Work request: Whatever the records say, give every one of them again exactly.

(Items from a data source)
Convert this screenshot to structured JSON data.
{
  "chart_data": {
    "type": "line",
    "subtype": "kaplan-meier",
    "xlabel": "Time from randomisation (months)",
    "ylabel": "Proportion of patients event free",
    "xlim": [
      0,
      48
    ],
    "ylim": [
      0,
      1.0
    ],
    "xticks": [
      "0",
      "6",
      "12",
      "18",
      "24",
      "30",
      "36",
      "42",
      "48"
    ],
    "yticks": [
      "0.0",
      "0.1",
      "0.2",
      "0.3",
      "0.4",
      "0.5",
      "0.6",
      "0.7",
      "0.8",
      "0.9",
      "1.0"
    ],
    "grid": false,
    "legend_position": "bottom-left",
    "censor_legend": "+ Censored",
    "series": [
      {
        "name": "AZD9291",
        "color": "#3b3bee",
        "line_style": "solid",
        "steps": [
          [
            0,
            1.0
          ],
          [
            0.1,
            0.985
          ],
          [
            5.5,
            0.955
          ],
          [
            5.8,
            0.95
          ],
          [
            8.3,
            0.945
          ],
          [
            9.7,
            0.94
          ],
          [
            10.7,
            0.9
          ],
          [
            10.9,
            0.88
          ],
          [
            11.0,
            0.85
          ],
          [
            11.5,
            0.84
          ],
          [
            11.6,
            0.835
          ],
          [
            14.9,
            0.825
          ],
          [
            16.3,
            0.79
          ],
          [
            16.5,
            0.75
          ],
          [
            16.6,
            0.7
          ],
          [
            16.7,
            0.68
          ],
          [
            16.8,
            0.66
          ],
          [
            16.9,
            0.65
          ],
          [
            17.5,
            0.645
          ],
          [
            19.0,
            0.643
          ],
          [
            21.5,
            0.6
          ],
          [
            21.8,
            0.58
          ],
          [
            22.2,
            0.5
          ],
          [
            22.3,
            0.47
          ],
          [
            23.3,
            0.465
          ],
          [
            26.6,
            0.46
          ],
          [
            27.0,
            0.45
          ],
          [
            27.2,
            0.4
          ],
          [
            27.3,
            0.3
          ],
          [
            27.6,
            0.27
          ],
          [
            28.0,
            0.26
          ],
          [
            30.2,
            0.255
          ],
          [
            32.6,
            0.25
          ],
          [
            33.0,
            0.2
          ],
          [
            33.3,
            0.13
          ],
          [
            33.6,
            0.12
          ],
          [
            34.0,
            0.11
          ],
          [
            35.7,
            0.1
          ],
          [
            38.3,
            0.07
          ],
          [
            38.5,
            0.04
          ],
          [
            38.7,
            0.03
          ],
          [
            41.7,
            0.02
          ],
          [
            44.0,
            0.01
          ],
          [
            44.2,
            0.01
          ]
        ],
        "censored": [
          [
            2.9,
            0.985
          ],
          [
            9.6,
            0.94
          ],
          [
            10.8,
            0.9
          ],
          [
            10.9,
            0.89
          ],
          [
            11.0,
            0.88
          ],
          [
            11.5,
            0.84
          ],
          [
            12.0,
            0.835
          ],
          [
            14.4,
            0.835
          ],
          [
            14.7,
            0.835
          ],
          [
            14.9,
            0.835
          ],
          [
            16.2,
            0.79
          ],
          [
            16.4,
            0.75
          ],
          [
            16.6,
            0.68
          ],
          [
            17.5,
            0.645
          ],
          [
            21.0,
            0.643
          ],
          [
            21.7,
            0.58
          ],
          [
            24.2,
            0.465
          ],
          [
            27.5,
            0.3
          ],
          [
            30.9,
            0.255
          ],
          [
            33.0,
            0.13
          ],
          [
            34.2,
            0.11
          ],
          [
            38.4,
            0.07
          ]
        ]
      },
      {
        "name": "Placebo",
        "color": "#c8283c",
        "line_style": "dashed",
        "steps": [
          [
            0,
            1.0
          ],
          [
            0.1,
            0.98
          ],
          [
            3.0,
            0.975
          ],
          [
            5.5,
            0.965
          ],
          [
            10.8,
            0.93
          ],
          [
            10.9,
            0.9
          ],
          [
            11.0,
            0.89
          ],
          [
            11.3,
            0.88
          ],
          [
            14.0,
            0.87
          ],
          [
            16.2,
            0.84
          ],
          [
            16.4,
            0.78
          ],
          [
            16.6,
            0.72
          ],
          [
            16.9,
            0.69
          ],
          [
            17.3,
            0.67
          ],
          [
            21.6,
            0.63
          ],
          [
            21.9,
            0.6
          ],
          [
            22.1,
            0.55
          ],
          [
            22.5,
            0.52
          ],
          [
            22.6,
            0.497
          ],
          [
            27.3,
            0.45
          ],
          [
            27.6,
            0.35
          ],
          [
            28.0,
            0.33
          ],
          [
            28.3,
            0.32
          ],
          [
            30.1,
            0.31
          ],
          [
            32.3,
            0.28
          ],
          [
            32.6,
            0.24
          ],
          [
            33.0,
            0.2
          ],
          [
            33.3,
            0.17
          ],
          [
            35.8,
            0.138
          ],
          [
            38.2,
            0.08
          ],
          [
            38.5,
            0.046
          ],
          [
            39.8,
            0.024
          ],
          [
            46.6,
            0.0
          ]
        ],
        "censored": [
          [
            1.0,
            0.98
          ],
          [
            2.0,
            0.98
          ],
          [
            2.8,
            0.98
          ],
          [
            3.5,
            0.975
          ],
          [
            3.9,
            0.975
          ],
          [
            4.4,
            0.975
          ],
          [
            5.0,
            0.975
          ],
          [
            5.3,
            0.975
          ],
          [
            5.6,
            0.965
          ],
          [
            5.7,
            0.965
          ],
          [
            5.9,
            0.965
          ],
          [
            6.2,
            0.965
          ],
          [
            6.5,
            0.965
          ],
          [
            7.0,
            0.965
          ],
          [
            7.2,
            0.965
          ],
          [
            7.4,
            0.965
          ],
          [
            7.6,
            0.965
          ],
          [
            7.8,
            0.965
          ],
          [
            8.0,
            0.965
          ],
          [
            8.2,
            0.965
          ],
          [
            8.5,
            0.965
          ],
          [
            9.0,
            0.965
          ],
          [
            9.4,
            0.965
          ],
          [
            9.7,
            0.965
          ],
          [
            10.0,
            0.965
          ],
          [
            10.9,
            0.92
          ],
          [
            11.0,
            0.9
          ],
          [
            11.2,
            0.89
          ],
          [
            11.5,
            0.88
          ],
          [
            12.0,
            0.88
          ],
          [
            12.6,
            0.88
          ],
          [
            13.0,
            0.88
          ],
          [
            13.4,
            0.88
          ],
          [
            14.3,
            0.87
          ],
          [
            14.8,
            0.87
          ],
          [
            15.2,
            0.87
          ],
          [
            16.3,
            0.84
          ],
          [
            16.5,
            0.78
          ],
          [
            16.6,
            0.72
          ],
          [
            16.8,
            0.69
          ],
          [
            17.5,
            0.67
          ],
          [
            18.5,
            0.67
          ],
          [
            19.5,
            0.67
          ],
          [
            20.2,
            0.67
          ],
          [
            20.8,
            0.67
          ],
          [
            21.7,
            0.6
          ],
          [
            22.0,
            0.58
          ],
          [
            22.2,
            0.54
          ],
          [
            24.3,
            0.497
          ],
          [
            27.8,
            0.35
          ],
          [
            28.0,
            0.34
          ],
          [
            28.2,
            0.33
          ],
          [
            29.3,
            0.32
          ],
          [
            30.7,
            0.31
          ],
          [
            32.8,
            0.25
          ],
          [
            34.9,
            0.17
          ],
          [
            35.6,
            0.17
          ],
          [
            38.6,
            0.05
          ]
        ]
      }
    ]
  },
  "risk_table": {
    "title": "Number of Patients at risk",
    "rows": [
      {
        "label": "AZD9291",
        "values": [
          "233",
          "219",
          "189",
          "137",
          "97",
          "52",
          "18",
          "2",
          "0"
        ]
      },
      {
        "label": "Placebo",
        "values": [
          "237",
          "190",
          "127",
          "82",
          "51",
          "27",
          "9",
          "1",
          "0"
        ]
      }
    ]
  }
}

Response to the task:
Convert this screenshot to structured JSON data.
{
  "chart_data": {
    "type": "line",
    "subtype": "kaplan-meier",
    "xlabel": "Time from randomisation (months)",
    "ylabel": "Proportion of patients event free",
    "xlim": [
      0,
      48
    ],
    "ylim": [
      0,
      1.0
    ],
    "xticks": [
      "0",
      "6",
      "12",
      "18",
      "24",
      "30",
      "36",
      "42",
      "48"
    ],
    "yticks": [
      "0.0",
      "0.1",
      "0.2",
      "0.3",
      "0.4",
      "0.5",
      "0.6",
      "0.7",
      "0.8",
      "0.9",
      "1.0"
    ],
    "grid": false,
    "legend_position": "bottom-left",
    "censor_legend": "+ Censored",
    "series": [
      {
        "name": "AZD9291",
        "color": "#3b3bee",
        "line_style": "solid",
        "steps": [
          [
            0,
            1.0
          ],
          [
            0.1,
            0.985
          ],
          [
            5.5,
            0.955
          ],
          [
            5.8,
            0.95
          ],
          [
            8.3,
            0.945
          ],
          [
            9.7,
            0.94
          ],
          [
            10.7,
            0.9
          ],
          [
            10.9,
            0.88
          ],
          [
            11.0,
            0.85
          ],
          [
            11.5,
            0.84
          ],
          [
            11.6,
            0.835
          ],
          [
            14.9,
            0.825
          ],
          [
            16.3,
            0.79
          ],
          [
            16.5,
            0.75
          ],
          [
            16.6,
            0.7
          ],
          [
            16.7,
            0.68
          ],
          [
            16.8,
            0.66
          ],
          [
            16.9,
            0.65
          ],
          [
            17.5,
            0.645
          ],
          [
            19.0,
            0.643
          ],
          [
            21.5,
            0.6
          ],
          [
            21.8,
            0.58
          ],
          [
            22.2,
            0.5
          ],
          [
            22.3,
            0.47
          ],
          [
            23.3,
            0.465
          ],
          [
            26.6,
            0.46
          ],
          [
            27.0,
            0.45
          ],
          [
            27.2,
            0.4
          ],
          [
            27.3,
            0.3
          ],
          [
            27.6,
            0.27
          ],
          [
            28.0,
            0.26
          ],
          [
            30.2,
            0.255
          ],
          [
            32.6,
            0.25
          ],
          [
            33.0,
            0.2
          ],
          [
            33.3,
            0.13
          ],
          [
            33.6,
            0.12
          ],
          [
            34.0,
            0.11
          ],
          [
            35.7,
            0.1
          ],
          [
            38.3,
            0.07
          ],
          [
            38.5,
            0.04
          ],
          [
            38.7,
            0.03
          ],
          [
            41.7,
            0.02
          ],
          [
            44.0,
            0.01
          ],
          [
            44.2,
            0.01
          ]
        ],
        "censored": [
          [
            2.9,
            0.985
          ],
          [
            9.6,
            0.94
          ],
          [
            10.8,
            0.9
          ],
          [
            10.9,
            0.89
          ],
          [
            11.0,
            0.88
          ],
          [
            11.5,
            0.84
          ],
          [
            12.0,
            0.835
          ],
          [
            14.4,
            0.835
          ],
          [
            14.7,
            0.835
          ],
          [
            14.9,
            0.835
          ],
          [
            16.2,
            0.79
          ],
          [
            16.4,
            0.75
          ],
          [
            16.6,
            0.68
          ],
          [
            17.5,
            0.645
          ],
          [
            21.0,
            0.643
          ],
          [
            21.7,
            0.58
          ],
          [
            24.2,
            0.465
          ],
          [
            27.5,
            0.3
          ],
          [
            30.9,
            0.255
          ],
          [
            33.0,
            0.13
          ],
          [
            34.2,
            0.11
          ],
          [
            38.4,
            0.07
          ]
        ]
      },
      {
        "name": "Placebo",
        "color": "#c8283c",
        "line_style": "dashed",
        "steps": [
          [
            0,
            1.0
          ],
          [
            0.1,
            0.98
          ],
          [
            3.0,
            0.975
          ],
          [
            5.5,
            0.965
          ],
          [
            10.8,
            0.93
          ],
          [
            10.9,
            0.9
          ],
          [
            11.0,
            0.89
          ],
          [
            11.3,
            0.88
          ],
          [
            14.0,
            0.87
          ],
          [
            16.2,
            0.84
          ],
          [
            16.4,
            0.78
          ],
          [
            16.6,
            0.72
          ],
          [
            16.9,
            0.69
          ],
          [
            17.3,
            0.67
          ],
          [
            21.6,
            0.63
          ],
          [
            21.9,
            0.6
          ],
          [
            22.1,
            0.55
          ],
          [
            22.5,
            0.52
          ],
          [
            22.6,
            0.497
          ],
          [
            27.3,
            0.45
          ],
          [
            27.6,
            0.35
          ],
          [
            28.0,
            0.33
          ],
          [
            28.3,
            0.32
          ],
          [
            30.1,
            0.31
          ],
          [
            32.3,
            0.28
          ],
          [
            32.6,
            0.24
          ],
          [
            33.0,
            0.2
          ],
          [
            33.3,
            0.17
          ],
          [
            35.8,
            0.138
          ],
          [
            38.2,
            0.08
          ],
          [
            38.5,
            0.046
          ],
          [
            39.8,
            0.024
          ],
          [
            46.6,
            0.0
          ]
        ],
        "censored": [
          [
            1.0,
            0.98
          ],
          [
            2.0,
            0.98
          ],
          [
            2.8,
            0.98
          ],
          [
            3.5,
            0.975
          ],
          [
            3.9,
            0.975
          ],
          [
            4.4,
            0.975
          ],
          [
            5.0,
            0.975
          ],
          [
            5.3,
            0.975
          ],
          [
            5.6,
            0.965
          ],
          [
            5.7,
            0.965
          ],
          [
            5.9,
            0.965
          ],
          [
            6.2,
            0.965
          ],
          [
            6.5,
            0.965
          ],
          [
            7.0,
            0.965
          ],
          [
            7.2,
            0.965
          ],
          [
            7.4,
            0.965
          ],
          [
            7.6,
            0.965
          ],
          [
            7.8,
            0.965
          ],
          [
            8.0,
            0.965
          ],
          [
            8.2,
            0.965
          ],
          [
            8.5,
            0.965
          ],
          [
            9.0,
            0.965
          ],
          [
            9.4,
            0.965
          ],
          [
            9.7,
            0.965
          ],
          [
            10.0,
            0.965
          ],
          [
            10.9,
            0.92
          ],
          [
            11.0,
            0.9
          ],
          [
            11.2,
            0.89
          ],
          [
            11.5,
            0.88
          ],
          [
            12.0,
            0.88
          ],
          [
            12.6,
            0.88
          ],
          [
            13.0,
            0.88
          ],
          [
            13.4,
            0.88
          ],
          [
            14.3,
            0.87
          ],
          [
            14.8,
            0.87
          ],
          [
            15.2,
            0.87
          ],
          [
            16.3,
            0.84
          ],
          [
            16.5,
            0.78
          ],
          [
            16.6,
            0.72
          ],
          [
            16.8,
            0.69
          ],
          [
            17.5,
            0.67
          ],
          [
            18.5,
            0.67
          ],
          [
            19.5,
            0.67
          ],
          [
            20.2,
            0.67
          ],
          [
            20.8,
            0.67
          ],
          [
            21.7,
            0.6
          ],
          [
            22.0,
            0.58
          ],
          [
            22.2,
            0.54
          ],
          [
            24.3,
            0.497
          ],
          [
            27.8,
            0.35
          ],
          [
            28.0,
            0.34
          ],
          [
            28.2,
            0.33
          ],
          [
            29.3,
            0.32
          ],
          [
            30.7,
            0.31
          ],
          [
            32.8,
            0.25
          ],
          [
            34.9,
            0.17
          ],
          [
            35.6,
            0.17
          ],
          [
            38.6,
            0.05
          ]
        ]
      }
    ]
  },
  "risk_table": {
    "title": "Number of Patients at risk",
    "rows": [
      {
        "label": "AZD9291",
        "values": [
          "233",
          "219",
          "189",
          "137",
          "97",
          "52",
          "18",
          "2",
          "0"
        ]
      },
      {
        "label": "Placebo",
        "values": [
          "237",
          "190",
          "127",
          "82",
          "51",
          "27",
          "9",
          "1",
          "0"
        ]
      }
    ]
  }
}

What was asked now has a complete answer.